AIM 1 →
Copy the physics forum thread from "RomegaPRogRess" to "is A = -mg/k ?".

DOCUMENT SEGMENT →
★ ★ ★

Check your treatment of the $\frac d{dt}\frac{\partial\mathcal{L}}{\partial\dot x}$ term.

Elvis 123456789

You can avoid the mgl term by defining x2 suitably.
Check your treatment of the $\frac d{dt}\frac{\partial\mathcal{L}}{\partial\dot x}$ term.
Yes i caught my error in taking the derivative. Just to be clear, introducing the "l" for the length of the rope doesnt really affect the answer since it vanishes with the derivative correct?

RomegaPRogRess

Yes i caught my error in taking the derivative. Just to be clear, introducing the "l" for the length of the rope doesnt really affect the answer since it vanishes with the derivative correct?
Yup. Thank you Haruspex-Sama

Elvis 123456789

Yup. Thank you Haruspex-Sama
Ok so the differential equation is d/dt2(x) + (k/2m)x +g/2 = 0

so for the first part of part c, i just plug in A, and A will be a particular solution if it is A = -mg/k ?

★ ★ ★

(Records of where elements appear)

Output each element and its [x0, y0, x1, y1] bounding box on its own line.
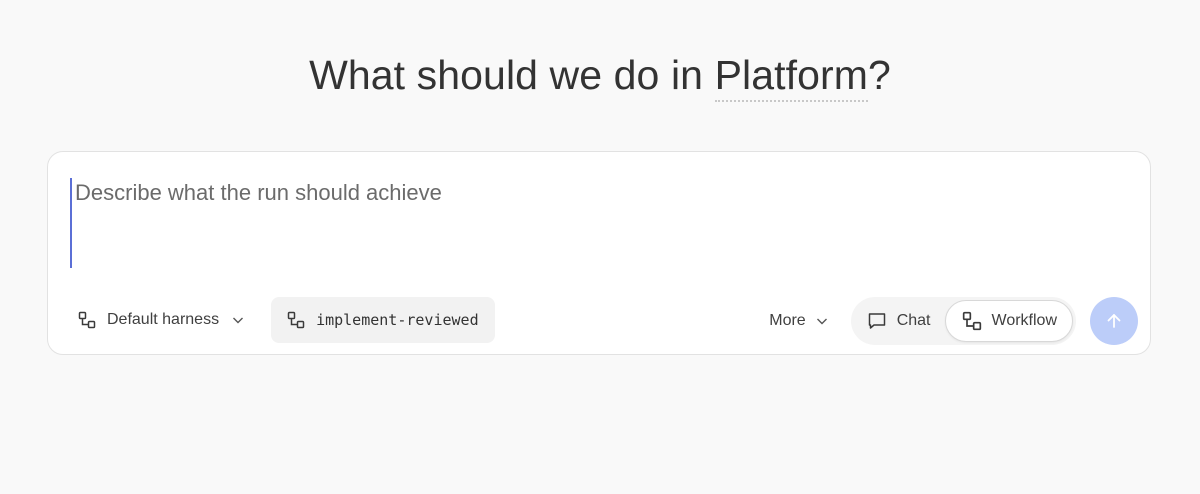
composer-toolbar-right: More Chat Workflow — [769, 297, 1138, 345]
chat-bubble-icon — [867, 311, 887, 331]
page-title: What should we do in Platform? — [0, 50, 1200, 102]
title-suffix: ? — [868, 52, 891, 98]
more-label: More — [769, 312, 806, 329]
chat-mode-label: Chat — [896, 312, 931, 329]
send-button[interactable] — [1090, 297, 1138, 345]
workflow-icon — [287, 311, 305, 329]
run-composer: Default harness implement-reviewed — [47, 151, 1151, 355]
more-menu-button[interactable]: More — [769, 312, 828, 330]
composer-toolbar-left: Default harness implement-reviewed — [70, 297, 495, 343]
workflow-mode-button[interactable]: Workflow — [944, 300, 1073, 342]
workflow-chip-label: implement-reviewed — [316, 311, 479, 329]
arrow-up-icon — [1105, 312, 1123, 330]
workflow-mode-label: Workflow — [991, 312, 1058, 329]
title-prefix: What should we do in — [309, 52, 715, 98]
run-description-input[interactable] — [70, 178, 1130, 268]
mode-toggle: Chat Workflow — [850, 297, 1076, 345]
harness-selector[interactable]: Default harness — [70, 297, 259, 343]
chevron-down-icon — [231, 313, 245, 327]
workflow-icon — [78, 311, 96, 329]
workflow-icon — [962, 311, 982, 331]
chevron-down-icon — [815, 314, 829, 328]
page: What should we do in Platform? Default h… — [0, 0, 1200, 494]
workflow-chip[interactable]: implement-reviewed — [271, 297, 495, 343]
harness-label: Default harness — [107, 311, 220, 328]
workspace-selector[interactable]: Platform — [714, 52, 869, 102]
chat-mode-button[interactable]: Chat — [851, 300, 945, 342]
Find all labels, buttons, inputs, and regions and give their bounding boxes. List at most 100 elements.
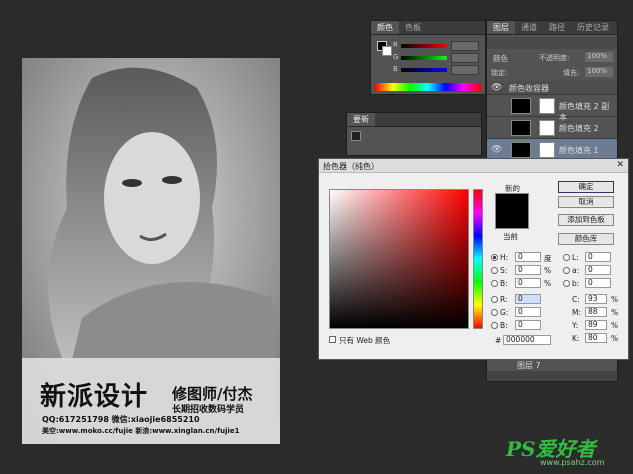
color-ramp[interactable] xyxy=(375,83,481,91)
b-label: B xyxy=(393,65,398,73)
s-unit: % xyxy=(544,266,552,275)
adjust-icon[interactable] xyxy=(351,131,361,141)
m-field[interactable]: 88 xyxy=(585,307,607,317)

★ ★ ★

AIM 2 →
In the listing, rename "harness" to "profile" in the lines from the one with "composer-toolbar-right: More Chat" to the one with "workflow-mode-button[interactable]: Workflow —". Give only those lines, with nothing else changed.

COMPLETE ANSWER 1 →
RomegaPRogRess

Yes i caught my error in taking the derivative. Just to be clear, introducing the "l" for the length of the rope doesnt really affect the answer since it vanishes with the derivative correct?
Yup. Thank you Haruspex-Sama

Elvis 123456789

Yup. Thank you Haruspex-Sama
Ok so the differential equation is d/dt2(x) + (k/2m)x +g/2 = 0

so for the first part of part c, i just plug in A, and A will be a particular solution if it is A = -mg/k ?

COMPLETE ANSWER 2 →
composer-toolbar-right: More Chat Workflow — [769, 297, 1138, 345]
chat-bubble-icon — [867, 311, 887, 331]
page-title: What should we do in Platform? — [0, 50, 1200, 102]
title-suffix: ? — [868, 52, 891, 98]
more-label: More — [769, 312, 806, 329]
chat-mode-label: Chat — [896, 312, 931, 329]
send-button[interactable] — [1090, 297, 1138, 345]
workflow-icon — [287, 311, 305, 329]
run-composer: Default profile implement-reviewed — [47, 151, 1151, 355]
more-menu-button[interactable]: More — [769, 312, 828, 330]
composer-toolbar-left: Default profile implement-reviewed — [70, 297, 495, 343]
workflow-mode-button[interactable]: Workflow — [944, 300, 1073, 342]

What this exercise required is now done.